◆ **OBJECTIVE**
Transcribe the listing word for word, from its first line through the line containing "cell-record-2: 63/51 <box>392", with both of those lines included.

◆ **RECORD EXCERPTS**
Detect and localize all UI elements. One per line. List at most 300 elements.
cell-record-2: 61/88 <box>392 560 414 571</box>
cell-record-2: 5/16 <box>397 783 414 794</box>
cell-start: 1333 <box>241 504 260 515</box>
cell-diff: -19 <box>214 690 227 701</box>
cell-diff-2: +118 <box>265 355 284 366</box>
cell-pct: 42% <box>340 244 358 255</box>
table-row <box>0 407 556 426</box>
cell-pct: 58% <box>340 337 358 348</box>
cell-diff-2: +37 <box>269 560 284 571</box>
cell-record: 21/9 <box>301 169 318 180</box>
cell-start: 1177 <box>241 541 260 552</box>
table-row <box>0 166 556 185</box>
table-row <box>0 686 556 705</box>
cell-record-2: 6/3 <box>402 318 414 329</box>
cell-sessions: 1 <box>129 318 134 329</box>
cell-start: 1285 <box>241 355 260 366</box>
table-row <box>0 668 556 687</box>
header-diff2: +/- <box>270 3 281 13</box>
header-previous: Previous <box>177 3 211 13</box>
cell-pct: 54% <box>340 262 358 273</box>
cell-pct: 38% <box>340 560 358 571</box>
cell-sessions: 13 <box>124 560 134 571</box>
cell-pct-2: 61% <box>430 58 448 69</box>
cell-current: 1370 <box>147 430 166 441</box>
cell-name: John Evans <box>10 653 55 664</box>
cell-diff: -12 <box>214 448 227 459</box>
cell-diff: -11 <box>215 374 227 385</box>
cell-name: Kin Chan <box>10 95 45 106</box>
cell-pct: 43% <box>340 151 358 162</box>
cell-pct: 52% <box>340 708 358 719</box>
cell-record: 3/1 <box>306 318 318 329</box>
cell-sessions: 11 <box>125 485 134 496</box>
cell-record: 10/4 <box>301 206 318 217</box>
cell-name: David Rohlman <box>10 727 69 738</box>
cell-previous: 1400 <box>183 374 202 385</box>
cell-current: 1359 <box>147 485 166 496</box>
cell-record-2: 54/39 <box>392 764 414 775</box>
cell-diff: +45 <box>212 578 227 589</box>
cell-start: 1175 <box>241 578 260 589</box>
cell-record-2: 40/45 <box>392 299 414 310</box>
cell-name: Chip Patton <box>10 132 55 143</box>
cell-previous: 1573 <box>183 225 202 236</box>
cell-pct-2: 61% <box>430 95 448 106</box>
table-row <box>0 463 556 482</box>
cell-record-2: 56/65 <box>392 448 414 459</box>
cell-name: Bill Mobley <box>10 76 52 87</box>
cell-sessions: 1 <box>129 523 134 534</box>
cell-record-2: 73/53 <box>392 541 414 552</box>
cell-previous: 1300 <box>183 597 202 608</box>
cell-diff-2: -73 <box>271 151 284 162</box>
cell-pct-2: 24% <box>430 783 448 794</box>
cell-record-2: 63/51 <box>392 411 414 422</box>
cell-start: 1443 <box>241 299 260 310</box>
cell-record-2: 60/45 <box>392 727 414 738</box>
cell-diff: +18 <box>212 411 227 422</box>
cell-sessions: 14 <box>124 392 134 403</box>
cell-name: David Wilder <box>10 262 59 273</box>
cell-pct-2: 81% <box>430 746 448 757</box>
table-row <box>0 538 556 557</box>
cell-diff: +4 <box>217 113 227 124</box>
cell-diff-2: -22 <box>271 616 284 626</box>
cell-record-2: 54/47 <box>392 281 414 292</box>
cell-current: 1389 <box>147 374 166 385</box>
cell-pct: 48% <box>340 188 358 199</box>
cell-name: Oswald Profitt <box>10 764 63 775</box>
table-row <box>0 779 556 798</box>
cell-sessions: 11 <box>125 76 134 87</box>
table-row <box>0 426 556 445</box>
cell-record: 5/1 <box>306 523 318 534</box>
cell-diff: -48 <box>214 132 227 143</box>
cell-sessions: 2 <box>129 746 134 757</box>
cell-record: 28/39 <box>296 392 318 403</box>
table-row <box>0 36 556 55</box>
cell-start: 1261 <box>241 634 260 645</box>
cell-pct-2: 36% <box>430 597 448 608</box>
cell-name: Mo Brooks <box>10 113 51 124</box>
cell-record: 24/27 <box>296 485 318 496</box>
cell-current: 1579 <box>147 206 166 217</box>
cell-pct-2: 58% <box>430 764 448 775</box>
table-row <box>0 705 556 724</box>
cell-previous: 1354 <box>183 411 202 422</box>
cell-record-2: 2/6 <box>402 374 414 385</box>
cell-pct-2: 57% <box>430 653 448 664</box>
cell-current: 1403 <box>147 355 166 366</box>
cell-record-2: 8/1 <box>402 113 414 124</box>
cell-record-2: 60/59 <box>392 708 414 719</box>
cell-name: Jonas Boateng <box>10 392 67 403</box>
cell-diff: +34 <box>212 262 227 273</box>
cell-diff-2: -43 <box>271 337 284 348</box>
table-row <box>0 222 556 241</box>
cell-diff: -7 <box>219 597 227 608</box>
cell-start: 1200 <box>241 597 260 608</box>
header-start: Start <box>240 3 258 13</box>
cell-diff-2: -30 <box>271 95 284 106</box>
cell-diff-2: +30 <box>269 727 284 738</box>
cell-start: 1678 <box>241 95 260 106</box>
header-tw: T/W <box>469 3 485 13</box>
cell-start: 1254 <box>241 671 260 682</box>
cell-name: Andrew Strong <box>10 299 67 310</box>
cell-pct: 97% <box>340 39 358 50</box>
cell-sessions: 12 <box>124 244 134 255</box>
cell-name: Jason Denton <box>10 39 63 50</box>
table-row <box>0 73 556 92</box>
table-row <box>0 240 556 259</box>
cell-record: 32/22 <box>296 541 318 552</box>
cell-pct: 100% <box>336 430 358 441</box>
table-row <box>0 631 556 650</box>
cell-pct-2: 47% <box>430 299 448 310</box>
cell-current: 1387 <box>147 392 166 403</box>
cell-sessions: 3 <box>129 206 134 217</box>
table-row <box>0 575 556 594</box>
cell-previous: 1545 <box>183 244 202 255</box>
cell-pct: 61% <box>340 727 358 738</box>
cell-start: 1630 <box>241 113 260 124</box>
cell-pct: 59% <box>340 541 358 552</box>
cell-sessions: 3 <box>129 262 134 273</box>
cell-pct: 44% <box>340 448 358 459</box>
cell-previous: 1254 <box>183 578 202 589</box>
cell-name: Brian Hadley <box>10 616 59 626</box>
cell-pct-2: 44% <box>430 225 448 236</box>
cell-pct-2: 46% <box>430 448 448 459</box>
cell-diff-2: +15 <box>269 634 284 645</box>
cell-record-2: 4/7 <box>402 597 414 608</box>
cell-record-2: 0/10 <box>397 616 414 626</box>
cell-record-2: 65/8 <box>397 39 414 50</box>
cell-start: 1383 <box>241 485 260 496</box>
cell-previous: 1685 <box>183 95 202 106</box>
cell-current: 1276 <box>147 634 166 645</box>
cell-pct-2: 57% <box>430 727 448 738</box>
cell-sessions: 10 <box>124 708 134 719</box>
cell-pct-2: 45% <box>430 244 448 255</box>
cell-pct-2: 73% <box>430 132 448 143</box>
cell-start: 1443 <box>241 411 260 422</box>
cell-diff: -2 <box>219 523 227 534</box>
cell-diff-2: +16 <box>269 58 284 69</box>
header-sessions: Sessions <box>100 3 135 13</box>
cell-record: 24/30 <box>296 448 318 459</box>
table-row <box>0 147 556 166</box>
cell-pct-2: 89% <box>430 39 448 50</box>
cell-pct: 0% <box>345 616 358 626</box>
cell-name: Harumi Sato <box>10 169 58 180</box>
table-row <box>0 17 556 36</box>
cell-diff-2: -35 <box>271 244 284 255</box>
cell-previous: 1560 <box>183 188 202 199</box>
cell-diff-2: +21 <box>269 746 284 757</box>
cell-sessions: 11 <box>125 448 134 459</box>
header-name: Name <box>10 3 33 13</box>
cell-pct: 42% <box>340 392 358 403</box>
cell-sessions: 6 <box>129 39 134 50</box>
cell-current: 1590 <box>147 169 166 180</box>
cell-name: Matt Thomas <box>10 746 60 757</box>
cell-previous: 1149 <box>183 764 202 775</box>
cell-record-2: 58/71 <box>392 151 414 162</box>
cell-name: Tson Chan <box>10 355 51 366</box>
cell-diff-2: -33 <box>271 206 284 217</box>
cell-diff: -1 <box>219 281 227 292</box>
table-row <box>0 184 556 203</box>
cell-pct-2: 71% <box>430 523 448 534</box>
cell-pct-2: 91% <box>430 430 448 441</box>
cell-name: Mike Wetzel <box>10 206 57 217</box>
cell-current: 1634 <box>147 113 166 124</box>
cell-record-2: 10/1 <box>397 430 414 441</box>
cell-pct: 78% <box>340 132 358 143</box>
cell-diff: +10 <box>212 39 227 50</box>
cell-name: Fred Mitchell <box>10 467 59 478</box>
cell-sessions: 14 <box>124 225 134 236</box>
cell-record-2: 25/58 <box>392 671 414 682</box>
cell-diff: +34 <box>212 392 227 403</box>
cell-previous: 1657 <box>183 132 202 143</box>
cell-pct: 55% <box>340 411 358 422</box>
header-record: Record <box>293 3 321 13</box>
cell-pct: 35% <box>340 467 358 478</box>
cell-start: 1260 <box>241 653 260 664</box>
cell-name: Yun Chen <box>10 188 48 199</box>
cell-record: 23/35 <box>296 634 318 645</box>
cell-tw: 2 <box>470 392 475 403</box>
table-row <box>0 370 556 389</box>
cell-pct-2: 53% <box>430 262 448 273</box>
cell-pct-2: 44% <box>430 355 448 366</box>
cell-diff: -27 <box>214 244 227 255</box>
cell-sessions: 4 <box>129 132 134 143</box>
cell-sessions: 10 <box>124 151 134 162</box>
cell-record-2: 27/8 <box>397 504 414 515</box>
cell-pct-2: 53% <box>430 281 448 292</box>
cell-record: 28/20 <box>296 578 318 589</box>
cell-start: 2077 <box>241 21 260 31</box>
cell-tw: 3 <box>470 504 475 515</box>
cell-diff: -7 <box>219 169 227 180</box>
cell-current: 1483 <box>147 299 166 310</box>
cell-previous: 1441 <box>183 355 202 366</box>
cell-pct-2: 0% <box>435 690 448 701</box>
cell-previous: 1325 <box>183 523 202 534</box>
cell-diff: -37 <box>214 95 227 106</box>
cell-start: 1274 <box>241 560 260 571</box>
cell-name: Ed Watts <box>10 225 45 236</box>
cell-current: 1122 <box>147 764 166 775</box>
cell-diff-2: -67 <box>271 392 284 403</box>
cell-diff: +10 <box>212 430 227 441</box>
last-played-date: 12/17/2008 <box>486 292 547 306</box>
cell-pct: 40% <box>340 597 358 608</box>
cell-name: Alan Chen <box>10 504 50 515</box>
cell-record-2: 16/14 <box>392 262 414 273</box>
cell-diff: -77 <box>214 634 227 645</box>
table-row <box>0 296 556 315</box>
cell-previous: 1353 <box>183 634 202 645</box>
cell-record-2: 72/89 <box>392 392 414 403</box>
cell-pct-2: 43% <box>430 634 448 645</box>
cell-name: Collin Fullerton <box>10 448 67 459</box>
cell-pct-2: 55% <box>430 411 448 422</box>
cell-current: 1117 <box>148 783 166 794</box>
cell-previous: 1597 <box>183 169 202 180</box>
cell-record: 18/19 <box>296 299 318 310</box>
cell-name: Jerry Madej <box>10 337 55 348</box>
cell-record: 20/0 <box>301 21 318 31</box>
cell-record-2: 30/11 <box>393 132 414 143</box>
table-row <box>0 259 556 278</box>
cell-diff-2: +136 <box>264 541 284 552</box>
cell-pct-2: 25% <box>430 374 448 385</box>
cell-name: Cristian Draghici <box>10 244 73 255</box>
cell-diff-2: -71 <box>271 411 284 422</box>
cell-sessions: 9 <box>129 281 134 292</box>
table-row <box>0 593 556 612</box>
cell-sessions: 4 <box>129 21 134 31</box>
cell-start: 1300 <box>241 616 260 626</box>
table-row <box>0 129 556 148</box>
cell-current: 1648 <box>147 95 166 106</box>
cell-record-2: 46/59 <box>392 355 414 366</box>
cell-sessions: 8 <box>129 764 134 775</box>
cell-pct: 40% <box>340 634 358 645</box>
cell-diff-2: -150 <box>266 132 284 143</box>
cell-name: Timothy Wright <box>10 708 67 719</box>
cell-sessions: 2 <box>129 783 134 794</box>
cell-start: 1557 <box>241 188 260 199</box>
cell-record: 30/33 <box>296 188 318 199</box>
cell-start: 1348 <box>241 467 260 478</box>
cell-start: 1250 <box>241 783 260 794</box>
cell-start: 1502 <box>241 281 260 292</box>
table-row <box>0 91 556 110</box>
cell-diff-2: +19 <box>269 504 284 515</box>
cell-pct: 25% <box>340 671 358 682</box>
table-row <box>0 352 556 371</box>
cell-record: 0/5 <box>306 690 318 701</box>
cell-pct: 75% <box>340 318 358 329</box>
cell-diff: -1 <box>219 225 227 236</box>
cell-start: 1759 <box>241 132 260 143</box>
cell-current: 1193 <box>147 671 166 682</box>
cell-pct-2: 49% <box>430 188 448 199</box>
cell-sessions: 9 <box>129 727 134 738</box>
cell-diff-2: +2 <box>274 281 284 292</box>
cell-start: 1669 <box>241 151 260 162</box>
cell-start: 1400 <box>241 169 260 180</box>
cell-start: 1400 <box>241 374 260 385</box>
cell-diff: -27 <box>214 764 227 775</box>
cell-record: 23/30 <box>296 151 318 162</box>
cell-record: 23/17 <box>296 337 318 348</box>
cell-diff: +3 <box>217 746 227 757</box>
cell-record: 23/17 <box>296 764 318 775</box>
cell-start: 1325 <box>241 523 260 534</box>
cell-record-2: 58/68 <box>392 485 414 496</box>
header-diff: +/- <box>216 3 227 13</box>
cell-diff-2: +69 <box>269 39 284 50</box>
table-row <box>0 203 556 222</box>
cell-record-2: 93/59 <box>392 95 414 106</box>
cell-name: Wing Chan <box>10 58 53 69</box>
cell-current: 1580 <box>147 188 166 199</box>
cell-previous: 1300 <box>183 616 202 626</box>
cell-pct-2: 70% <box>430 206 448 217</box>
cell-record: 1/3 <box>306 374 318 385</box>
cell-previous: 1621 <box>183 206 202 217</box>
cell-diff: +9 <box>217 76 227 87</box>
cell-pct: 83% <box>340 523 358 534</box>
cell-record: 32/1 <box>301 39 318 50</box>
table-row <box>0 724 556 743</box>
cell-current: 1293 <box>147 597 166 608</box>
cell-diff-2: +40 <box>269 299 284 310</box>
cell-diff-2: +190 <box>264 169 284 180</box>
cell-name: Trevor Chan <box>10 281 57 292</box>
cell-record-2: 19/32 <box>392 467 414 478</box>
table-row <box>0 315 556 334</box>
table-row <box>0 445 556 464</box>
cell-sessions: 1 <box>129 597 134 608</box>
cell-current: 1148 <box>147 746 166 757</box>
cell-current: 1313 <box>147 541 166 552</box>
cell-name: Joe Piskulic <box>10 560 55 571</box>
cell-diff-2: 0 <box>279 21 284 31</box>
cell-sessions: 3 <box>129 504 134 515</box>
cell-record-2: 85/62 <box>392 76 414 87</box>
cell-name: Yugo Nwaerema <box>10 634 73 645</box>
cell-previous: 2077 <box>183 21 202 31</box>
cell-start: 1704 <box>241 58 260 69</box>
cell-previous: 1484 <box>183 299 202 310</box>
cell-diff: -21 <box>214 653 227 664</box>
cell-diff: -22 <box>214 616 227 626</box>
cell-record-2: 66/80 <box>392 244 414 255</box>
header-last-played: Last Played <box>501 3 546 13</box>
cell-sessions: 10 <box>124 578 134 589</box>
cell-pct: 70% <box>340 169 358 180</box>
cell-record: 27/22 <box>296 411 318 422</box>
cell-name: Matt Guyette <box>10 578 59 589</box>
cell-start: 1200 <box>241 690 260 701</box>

◆ **FINAL RESULT**
Detect and localize all UI elements. One per line. List at most 300 elements.
cell-record-2: 61/88 <box>392 560 414 571</box>
cell-record-2: 5/16 <box>397 783 414 794</box>
cell-start: 1333 <box>241 504 260 515</box>
cell-diff: -19 <box>214 690 227 701</box>
cell-diff-2: +118 <box>265 355 284 366</box>
cell-pct: 42% <box>340 244 358 255</box>
table-row <box>0 407 556 426</box>
cell-pct: 58% <box>340 337 358 348</box>
cell-diff-2: +37 <box>269 560 284 571</box>
cell-record: 21/9 <box>301 169 318 180</box>
cell-start: 1177 <box>241 541 260 552</box>
table-row <box>0 166 556 185</box>
table-row <box>0 686 556 705</box>
cell-record-2: 6/3 <box>402 318 414 329</box>
cell-sessions: 1 <box>129 318 134 329</box>
cell-start: 1285 <box>241 355 260 366</box>
table-row <box>0 668 556 687</box>
header-diff2: +/- <box>270 3 281 13</box>
header-previous: Previous <box>177 3 211 13</box>
cell-pct: 54% <box>340 262 358 273</box>
cell-pct: 38% <box>340 560 358 571</box>
cell-sessions: 13 <box>124 560 134 571</box>
cell-pct-2: 61% <box>430 58 448 69</box>
cell-current: 1370 <box>147 430 166 441</box>
cell-name: John Evans <box>10 653 55 664</box>
cell-diff: -12 <box>214 448 227 459</box>
cell-diff: -11 <box>215 374 227 385</box>
cell-name: Kin Chan <box>10 95 45 106</box>
cell-pct: 43% <box>340 151 358 162</box>
cell-pct: 52% <box>340 708 358 719</box>
cell-record: 3/1 <box>306 318 318 329</box>
cell-sessions: 11 <box>125 485 134 496</box>
cell-record: 10/4 <box>301 206 318 217</box>
cell-name: David Rohlman <box>10 727 69 738</box>
cell-previous: 1400 <box>183 374 202 385</box>
cell-current: 1359 <box>147 485 166 496</box>
cell-record-2: 54/39 <box>392 764 414 775</box>
cell-diff: +45 <box>212 578 227 589</box>
cell-start: 1175 <box>241 578 260 589</box>
cell-record-2: 40/45 <box>392 299 414 310</box>
cell-name: Chip Patton <box>10 132 55 143</box>
cell-previous: 1573 <box>183 225 202 236</box>
cell-pct-2: 61% <box>430 95 448 106</box>
table-row <box>0 463 556 482</box>
cell-record-2: 56/65 <box>392 448 414 459</box>
cell-name: Bill Mobley <box>10 76 52 87</box>
cell-sessions: 1 <box>129 523 134 534</box>
cell-record-2: 73/53 <box>392 541 414 552</box>
cell-previous: 1300 <box>183 597 202 608</box>
cell-diff-2: -73 <box>271 151 284 162</box>
cell-pct-2: 24% <box>430 783 448 794</box>
cell-record-2: 63/51 <box>392 411 414 422</box>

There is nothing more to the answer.